> Your objective
Each record below should appear again exactly as written.

··· Record set

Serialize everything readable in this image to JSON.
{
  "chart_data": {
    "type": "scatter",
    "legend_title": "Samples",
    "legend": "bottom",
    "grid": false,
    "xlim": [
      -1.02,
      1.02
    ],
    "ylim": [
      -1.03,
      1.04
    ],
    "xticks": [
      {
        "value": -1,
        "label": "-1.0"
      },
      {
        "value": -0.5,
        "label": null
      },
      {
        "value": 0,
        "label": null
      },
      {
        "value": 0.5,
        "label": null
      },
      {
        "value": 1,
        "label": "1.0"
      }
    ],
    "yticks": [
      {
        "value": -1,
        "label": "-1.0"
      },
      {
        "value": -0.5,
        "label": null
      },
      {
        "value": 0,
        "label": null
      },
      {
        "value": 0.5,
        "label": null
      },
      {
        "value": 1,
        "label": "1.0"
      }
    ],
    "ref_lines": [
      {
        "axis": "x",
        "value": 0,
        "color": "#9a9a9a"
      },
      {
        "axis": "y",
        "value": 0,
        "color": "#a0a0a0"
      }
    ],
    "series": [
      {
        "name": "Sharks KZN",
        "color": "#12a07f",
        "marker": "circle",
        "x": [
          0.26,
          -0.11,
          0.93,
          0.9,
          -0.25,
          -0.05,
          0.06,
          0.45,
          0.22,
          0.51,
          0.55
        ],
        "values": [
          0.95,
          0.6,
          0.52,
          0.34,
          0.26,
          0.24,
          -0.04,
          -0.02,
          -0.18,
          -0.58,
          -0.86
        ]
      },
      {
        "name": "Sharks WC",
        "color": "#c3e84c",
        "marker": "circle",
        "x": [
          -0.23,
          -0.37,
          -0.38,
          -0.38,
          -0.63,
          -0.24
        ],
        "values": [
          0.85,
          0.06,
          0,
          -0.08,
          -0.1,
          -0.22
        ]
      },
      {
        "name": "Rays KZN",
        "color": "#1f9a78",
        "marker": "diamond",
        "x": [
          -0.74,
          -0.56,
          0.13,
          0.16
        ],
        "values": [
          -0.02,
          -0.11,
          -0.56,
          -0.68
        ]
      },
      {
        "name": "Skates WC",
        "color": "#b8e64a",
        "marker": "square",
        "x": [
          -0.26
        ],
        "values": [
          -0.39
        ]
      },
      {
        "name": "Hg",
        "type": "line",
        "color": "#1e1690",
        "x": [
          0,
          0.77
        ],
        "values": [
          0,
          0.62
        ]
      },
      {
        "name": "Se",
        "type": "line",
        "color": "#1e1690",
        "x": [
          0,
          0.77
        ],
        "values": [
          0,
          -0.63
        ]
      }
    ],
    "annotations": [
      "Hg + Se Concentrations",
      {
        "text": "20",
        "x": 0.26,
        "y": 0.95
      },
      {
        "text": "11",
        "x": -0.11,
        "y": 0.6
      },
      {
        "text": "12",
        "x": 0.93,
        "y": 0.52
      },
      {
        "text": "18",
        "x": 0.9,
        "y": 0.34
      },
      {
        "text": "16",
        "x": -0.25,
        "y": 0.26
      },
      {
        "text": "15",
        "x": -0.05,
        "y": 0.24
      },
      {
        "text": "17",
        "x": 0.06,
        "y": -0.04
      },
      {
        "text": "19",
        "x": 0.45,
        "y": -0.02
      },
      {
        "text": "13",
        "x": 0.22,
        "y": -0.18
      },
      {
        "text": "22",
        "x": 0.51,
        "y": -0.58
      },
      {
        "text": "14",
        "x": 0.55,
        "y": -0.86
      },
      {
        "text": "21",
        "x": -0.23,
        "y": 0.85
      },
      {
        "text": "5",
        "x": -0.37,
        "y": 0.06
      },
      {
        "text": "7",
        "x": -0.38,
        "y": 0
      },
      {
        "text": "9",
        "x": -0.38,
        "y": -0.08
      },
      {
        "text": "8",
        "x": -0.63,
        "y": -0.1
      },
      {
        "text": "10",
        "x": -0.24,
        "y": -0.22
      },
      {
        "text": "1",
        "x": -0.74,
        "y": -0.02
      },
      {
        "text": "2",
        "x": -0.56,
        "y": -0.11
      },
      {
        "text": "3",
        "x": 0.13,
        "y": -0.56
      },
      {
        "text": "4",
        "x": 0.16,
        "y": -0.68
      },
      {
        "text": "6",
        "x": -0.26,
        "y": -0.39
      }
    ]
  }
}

······

> Result of the exercise
Serialize everything readable in this image to JSON.
{
  "chart_data": {
    "type": "scatter",
    "legend_title": "Samples",
    "legend": "bottom",
    "grid": false,
    "xlim": [
      -1.02,
      1.02
    ],
    "ylim": [
      -1.03,
      1.04
    ],
    "xticks": [
      {
        "value": -1,
        "label": "-1.0"
      },
      {
        "value": -0.5,
        "label": null
      },
      {
        "value": 0,
        "label": null
      },
      {
        "value": 0.5,
        "label": null
      },
      {
        "value": 1,
        "label": "1.0"
      }
    ],
    "yticks": [
      {
        "value": -1,
        "label": "-1.0"
      },
      {
        "value": -0.5,
        "label": null
      },
      {
        "value": 0,
        "label": null
      },
      {
        "value": 0.5,
        "label": null
      },
      {
        "value": 1,
        "label": "1.0"
      }
    ],
    "ref_lines": [
      {
        "axis": "x",
        "value": 0,
        "color": "#9a9a9a"
      },
      {
        "axis": "y",
        "value": 0,
        "color": "#a0a0a0"
      }
    ],
    "series": [
      {
        "name": "Sharks KZN",
        "color": "#12a07f",
        "marker": "circle",
        "x": [
          0.26,
          -0.11,
          0.93,
          0.9,
          -0.25,
          -0.05,
          0.06,
          0.45,
          0.22,
          0.51,
          0.55
        ],
        "values": [
          0.95,
          0.6,
          0.52,
          0.34,
          0.26,
          0.24,
          -0.04,
          -0.02,
          -0.18,
          -0.58,
          -0.86
        ]
      },
      {
        "name": "Sharks WC",
        "color": "#c3e84c",
        "marker": "circle",
        "x": [
          -0.23,
          -0.37,
          -0.38,
          -0.38,
          -0.63,
          -0.24
        ],
        "values": [
          0.85,
          0.06,
          0,
          -0.08,
          -0.1,
          -0.22
        ]
      },
      {
        "name": "Rays KZN",
        "color": "#1f9a78",
        "marker": "diamond",
        "x": [
          -0.74,
          -0.56,
          0.13,
          0.16
        ],
        "values": [
          -0.02,
          -0.11,
          -0.56,
          -0.68
        ]
      },
      {
        "name": "Skates WC",
        "color": "#b8e64a",
        "marker": "square",
        "x": [
          -0.26
        ],
        "values": [
          -0.39
        ]
      },
      {
        "name": "Hg",
        "type": "line",
        "color": "#1e1690",
        "x": [
          0,
          0.77
        ],
        "values": [
          0,
          0.62
        ]
      },
      {
        "name": "Se",
        "type": "line",
        "color": "#1e1690",
        "x": [
          0,
          0.77
        ],
        "values": [
          0,
          -0.63
        ]
      }
    ],
    "annotations": [
      "Hg + Se Concentrations",
      {
        "text": "20",
        "x": 0.26,
        "y": 0.95
      },
      {
        "text": "11",
        "x": -0.11,
        "y": 0.6
      },
      {
        "text": "12",
        "x": 0.93,
        "y": 0.52
      },
      {
        "text": "18",
        "x": 0.9,
        "y": 0.34
      },
      {
        "text": "16",
        "x": -0.25,
        "y": 0.26
      },
      {
        "text": "15",
        "x": -0.05,
        "y": 0.24
      },
      {
        "text": "17",
        "x": 0.06,
        "y": -0.04
      },
      {
        "text": "19",
        "x": 0.45,
        "y": -0.02
      },
      {
        "text": "13",
        "x": 0.22,
        "y": -0.18
      },
      {
        "text": "22",
        "x": 0.51,
        "y": -0.58
      },
      {
        "text": "14",
        "x": 0.55,
        "y": -0.86
      },
      {
        "text": "21",
        "x": -0.23,
        "y": 0.85
      },
      {
        "text": "5",
        "x": -0.37,
        "y": 0.06
      },
      {
        "text": "7",
        "x": -0.38,
        "y": 0
      },
      {
        "text": "9",
        "x": -0.38,
        "y": -0.08
      },
      {
        "text": "8",
        "x": -0.63,
        "y": -0.1
      },
      {
        "text": "10",
        "x": -0.24,
        "y": -0.22
      },
      {
        "text": "1",
        "x": -0.74,
        "y": -0.02
      },
      {
        "text": "2",
        "x": -0.56,
        "y": -0.11
      },
      {
        "text": "3",
        "x": 0.13,
        "y": -0.56
      },
      {
        "text": "4",
        "x": 0.16,
        "y": -0.68
      },
      {
        "text": "6",
        "x": -0.26,
        "y": -0.39
      }
    ]
  }
}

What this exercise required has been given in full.